Your goal:
Leave out the pictures and transcribe everything else exactly.

Material to process:
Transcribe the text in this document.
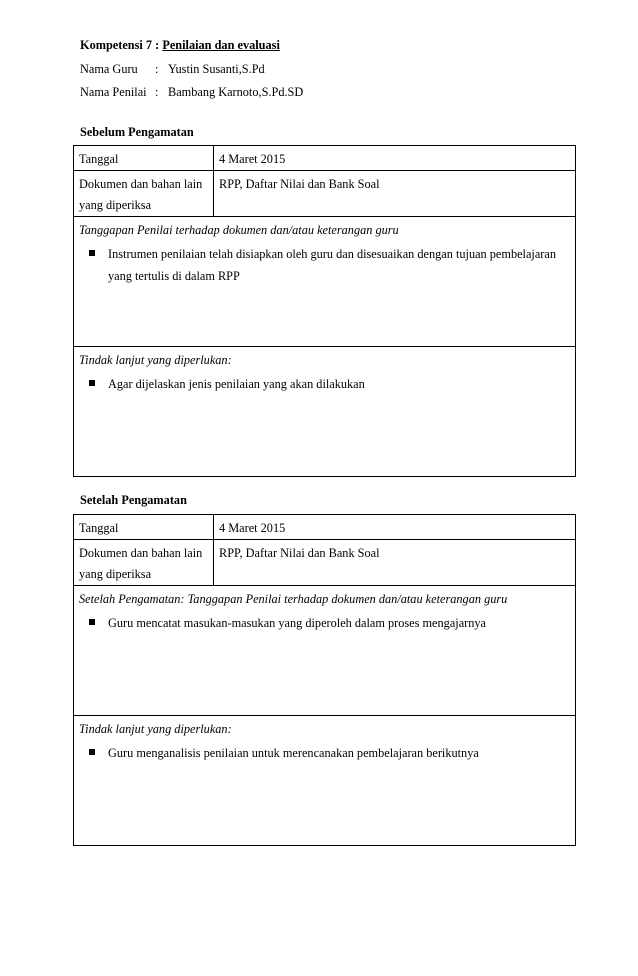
Kompetensi 7 : Penilaian dan evaluasi
Nama Guru : Yustin Susanti,S.Pd
Nama Penilai : Bambang Karnoto,S.Pd.SD
Sebelum Pengamatan
Tanggal	4 Maret 2015
Dokumen dan bahan lain yang diperiksa	RPP, Daftar Nilai dan Bank Soal

Tanggapan Penilai terhadap dokumen dan/atau keterangan guru
Instrumen penilaian telah disiapkan oleh guru dan disesuaikan dengan tujuan pembelajaran yang tertulis di dalam RPP	

Tindak lanjut yang diperlukan:
Agar dijelaskan jenis penilaian yang akan dilakukan	
Setelah Pengamatan
Tanggal	4 Maret 2015
Dokumen dan bahan lain yang diperiksa	RPP, Daftar Nilai dan Bank Soal

Setelah Pengamatan: Tanggapan Penilai terhadap dokumen dan/atau keterangan guru
Guru mencatat masukan-masukan yang diperoleh dalam proses mengajarnya	

Tindak lanjut yang diperlukan:
Guru menganalisis penilaian untuk merencanakan pembelajaran berikutnya	
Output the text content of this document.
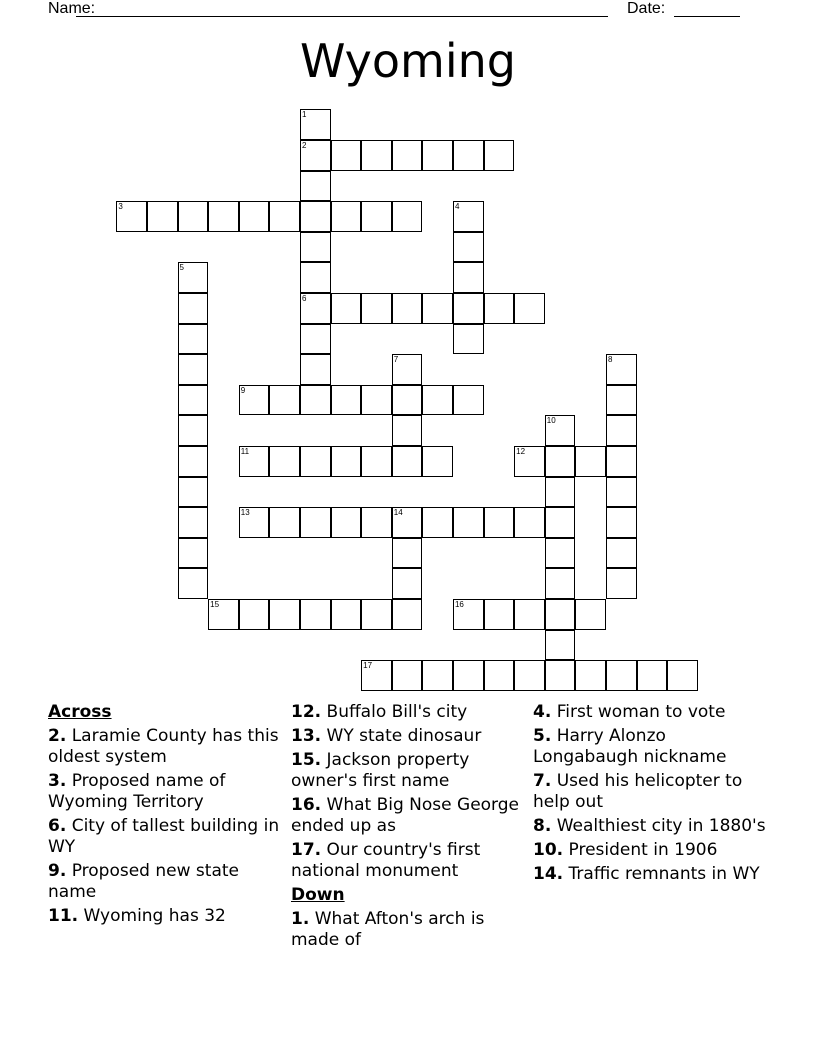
Name:	Date:
Wyoming
1
2
6
3	4
5
7	8
9
10
11	12
13	14
15	16
17
Across
2. Laramie County has this oldest system
3. Proposed name of Wyoming Territory
6. City of tallest building in WY
9. Proposed new state name
11. Wyoming has 32
12. Buffalo Bill's city
13. WY state dinosaur
15. Jackson property owner's first name
16. What Big Nose George ended up as
17. Our country's first national monument
Down
1. What Afton's arch is made of
4. First woman to vote
5. Harry Alonzo Longabaugh nickname
7. Used his helicopter to help out
8. Wealthiest city in 1880's
10. President in 1906
14. Traffic remnants in WY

Result below:
Transcribe the text in this document.
Kompetensi 7 : Penilaian dan evaluasi
Nama Guru : Yustin Susanti,S.Pd
Nama Penilai : Bambang Karnoto,S.Pd.SD
Sebelum Pengamatan
Tanggal	4 Maret 2015
Dokumen dan bahan lain yang diperiksa	RPP, Daftar Nilai dan Bank Soal

Tanggapan Penilai terhadap dokumen dan/atau keterangan guru
Instrumen penilaian telah disiapkan oleh guru dan disesuaikan dengan tujuan pembelajaran yang tertulis di dalam RPP	

Tindak lanjut yang diperlukan:
Agar dijelaskan jenis penilaian yang akan dilakukan	
Setelah Pengamatan
Tanggal	4 Maret 2015
Dokumen dan bahan lain yang diperiksa	RPP, Daftar Nilai dan Bank Soal

Setelah Pengamatan: Tanggapan Penilai terhadap dokumen dan/atau keterangan guru
Guru mencatat masukan-masukan yang diperoleh dalam proses mengajarnya	

Tindak lanjut yang diperlukan:
Guru menganalisis penilaian untuk merencanakan pembelajaran berikutnya	
Output the text content of this document.
Name:	Date:
Wyoming
1
2
6
3	4
5
7	8
9
10
11	12
13	14
15	16
17
Across
2. Laramie County has this oldest system
3. Proposed name of Wyoming Territory
6. City of tallest building in WY
9. Proposed new state name
11. Wyoming has 32
12. Buffalo Bill's city
13. WY state dinosaur
15. Jackson property owner's first name
16. What Big Nose George ended up as
17. Our country's first national monument
Down
1. What Afton's arch is made of
4. First woman to vote
5. Harry Alonzo Longabaugh nickname
7. Used his helicopter to help out
8. Wealthiest city in 1880's
10. President in 1906
14. Traffic remnants in WY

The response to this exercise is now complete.